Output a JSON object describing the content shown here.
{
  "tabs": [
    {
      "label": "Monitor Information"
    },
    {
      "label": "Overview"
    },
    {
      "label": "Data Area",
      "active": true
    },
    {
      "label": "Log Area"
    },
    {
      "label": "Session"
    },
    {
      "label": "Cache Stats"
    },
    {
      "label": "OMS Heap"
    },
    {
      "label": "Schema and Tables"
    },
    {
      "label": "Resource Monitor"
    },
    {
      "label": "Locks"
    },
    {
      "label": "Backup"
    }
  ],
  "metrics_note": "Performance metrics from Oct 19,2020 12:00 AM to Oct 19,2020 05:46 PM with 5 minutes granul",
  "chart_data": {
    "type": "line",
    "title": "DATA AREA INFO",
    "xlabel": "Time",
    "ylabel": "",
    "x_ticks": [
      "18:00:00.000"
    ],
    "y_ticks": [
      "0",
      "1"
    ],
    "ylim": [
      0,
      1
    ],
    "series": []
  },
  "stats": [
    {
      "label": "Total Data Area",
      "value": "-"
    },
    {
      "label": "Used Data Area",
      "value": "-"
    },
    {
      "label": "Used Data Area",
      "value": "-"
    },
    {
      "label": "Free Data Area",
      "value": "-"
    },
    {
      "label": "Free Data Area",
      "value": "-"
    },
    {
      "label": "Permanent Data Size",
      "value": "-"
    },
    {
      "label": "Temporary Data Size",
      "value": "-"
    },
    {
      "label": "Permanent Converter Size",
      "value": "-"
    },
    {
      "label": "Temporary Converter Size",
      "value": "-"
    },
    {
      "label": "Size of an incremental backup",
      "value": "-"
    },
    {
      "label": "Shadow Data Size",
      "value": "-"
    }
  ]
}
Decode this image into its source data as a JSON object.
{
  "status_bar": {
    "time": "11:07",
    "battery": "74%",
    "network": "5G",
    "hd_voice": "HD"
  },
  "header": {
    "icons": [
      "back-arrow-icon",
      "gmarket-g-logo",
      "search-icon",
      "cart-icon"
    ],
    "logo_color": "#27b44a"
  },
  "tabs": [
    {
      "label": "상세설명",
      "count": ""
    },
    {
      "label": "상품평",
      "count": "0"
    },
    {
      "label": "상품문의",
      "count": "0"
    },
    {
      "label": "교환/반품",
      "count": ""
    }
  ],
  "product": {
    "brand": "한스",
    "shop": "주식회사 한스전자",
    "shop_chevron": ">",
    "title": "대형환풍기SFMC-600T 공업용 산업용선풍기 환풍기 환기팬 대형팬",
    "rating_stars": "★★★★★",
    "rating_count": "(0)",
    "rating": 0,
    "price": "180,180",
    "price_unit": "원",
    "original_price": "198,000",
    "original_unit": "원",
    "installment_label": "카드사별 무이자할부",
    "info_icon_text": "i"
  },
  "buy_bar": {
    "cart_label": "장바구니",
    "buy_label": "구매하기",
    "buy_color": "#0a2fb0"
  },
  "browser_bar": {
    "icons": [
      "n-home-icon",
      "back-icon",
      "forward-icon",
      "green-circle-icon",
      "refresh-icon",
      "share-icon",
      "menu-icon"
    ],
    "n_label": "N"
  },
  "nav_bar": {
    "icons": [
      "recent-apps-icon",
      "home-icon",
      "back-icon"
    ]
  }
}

────────────────────

◆ **Your instructions**
Please reproduce the entire listing, exactly as shown.

◆ **Expected output**
Output a JSON object describing the content shown here.
{
  "tabs": [
    {
      "label": "Monitor Information"
    },
    {
      "label": "Overview"
    },
    {
      "label": "Data Area",
      "active": true
    },
    {
      "label": "Log Area"
    },
    {
      "label": "Session"
    },
    {
      "label": "Cache Stats"
    },
    {
      "label": "OMS Heap"
    },
    {
      "label": "Schema and Tables"
    },
    {
      "label": "Resource Monitor"
    },
    {
      "label": "Locks"
    },
    {
      "label": "Backup"
    }
  ],
  "metrics_note": "Performance metrics from Oct 19,2020 12:00 AM to Oct 19,2020 05:46 PM with 5 minutes granul",
  "chart_data": {
    "type": "line",
    "title": "DATA AREA INFO",
    "xlabel": "Time",
    "ylabel": "",
    "x_ticks": [
      "18:00:00.000"
    ],
    "y_ticks": [
      "0",
      "1"
    ],
    "ylim": [
      0,
      1
    ],
    "series": []
  },
  "stats": [
    {
      "label": "Total Data Area",
      "value": "-"
    },
    {
      "label": "Used Data Area",
      "value": "-"
    },
    {
      "label": "Used Data Area",
      "value": "-"
    },
    {
      "label": "Free Data Area",
      "value": "-"
    },
    {
      "label": "Free Data Area",
      "value": "-"
    },
    {
      "label": "Permanent Data Size",
      "value": "-"
    },
    {
      "label": "Temporary Data Size",
      "value": "-"
    },
    {
      "label": "Permanent Converter Size",
      "value": "-"
    },
    {
      "label": "Temporary Converter Size",
      "value": "-"
    },
    {
      "label": "Size of an incremental backup",
      "value": "-"
    },
    {
      "label": "Shadow Data Size",
      "value": "-"
    }
  ]
}
Decode this image into its source data as a JSON object.
{
  "status_bar": {
    "time": "11:07",
    "battery": "74%",
    "network": "5G",
    "hd_voice": "HD"
  },
  "header": {
    "icons": [
      "back-arrow-icon",
      "gmarket-g-logo",
      "search-icon",
      "cart-icon"
    ],
    "logo_color": "#27b44a"
  },
  "tabs": [
    {
      "label": "상세설명",
      "count": ""
    },
    {
      "label": "상품평",
      "count": "0"
    },
    {
      "label": "상품문의",
      "count": "0"
    },
    {
      "label": "교환/반품",
      "count": ""
    }
  ],
  "product": {
    "brand": "한스",
    "shop": "주식회사 한스전자",
    "shop_chevron": ">",
    "title": "대형환풍기SFMC-600T 공업용 산업용선풍기 환풍기 환기팬 대형팬",
    "rating_stars": "★★★★★",
    "rating_count": "(0)",
    "rating": 0,
    "price": "180,180",
    "price_unit": "원",
    "original_price": "198,000",
    "original_unit": "원",
    "installment_label": "카드사별 무이자할부",
    "info_icon_text": "i"
  },
  "buy_bar": {
    "cart_label": "장바구니",
    "buy_label": "구매하기",
    "buy_color": "#0a2fb0"
  },
  "browser_bar": {
    "icons": [
      "n-home-icon",
      "back-icon",
      "forward-icon",
      "green-circle-icon",
      "refresh-icon",
      "share-icon",
      "menu-icon"
    ],
    "n_label": "N"
  },
  "nav_bar": {
    "icons": [
      "recent-apps-icon",
      "home-icon",
      "back-icon"
    ]
  }
}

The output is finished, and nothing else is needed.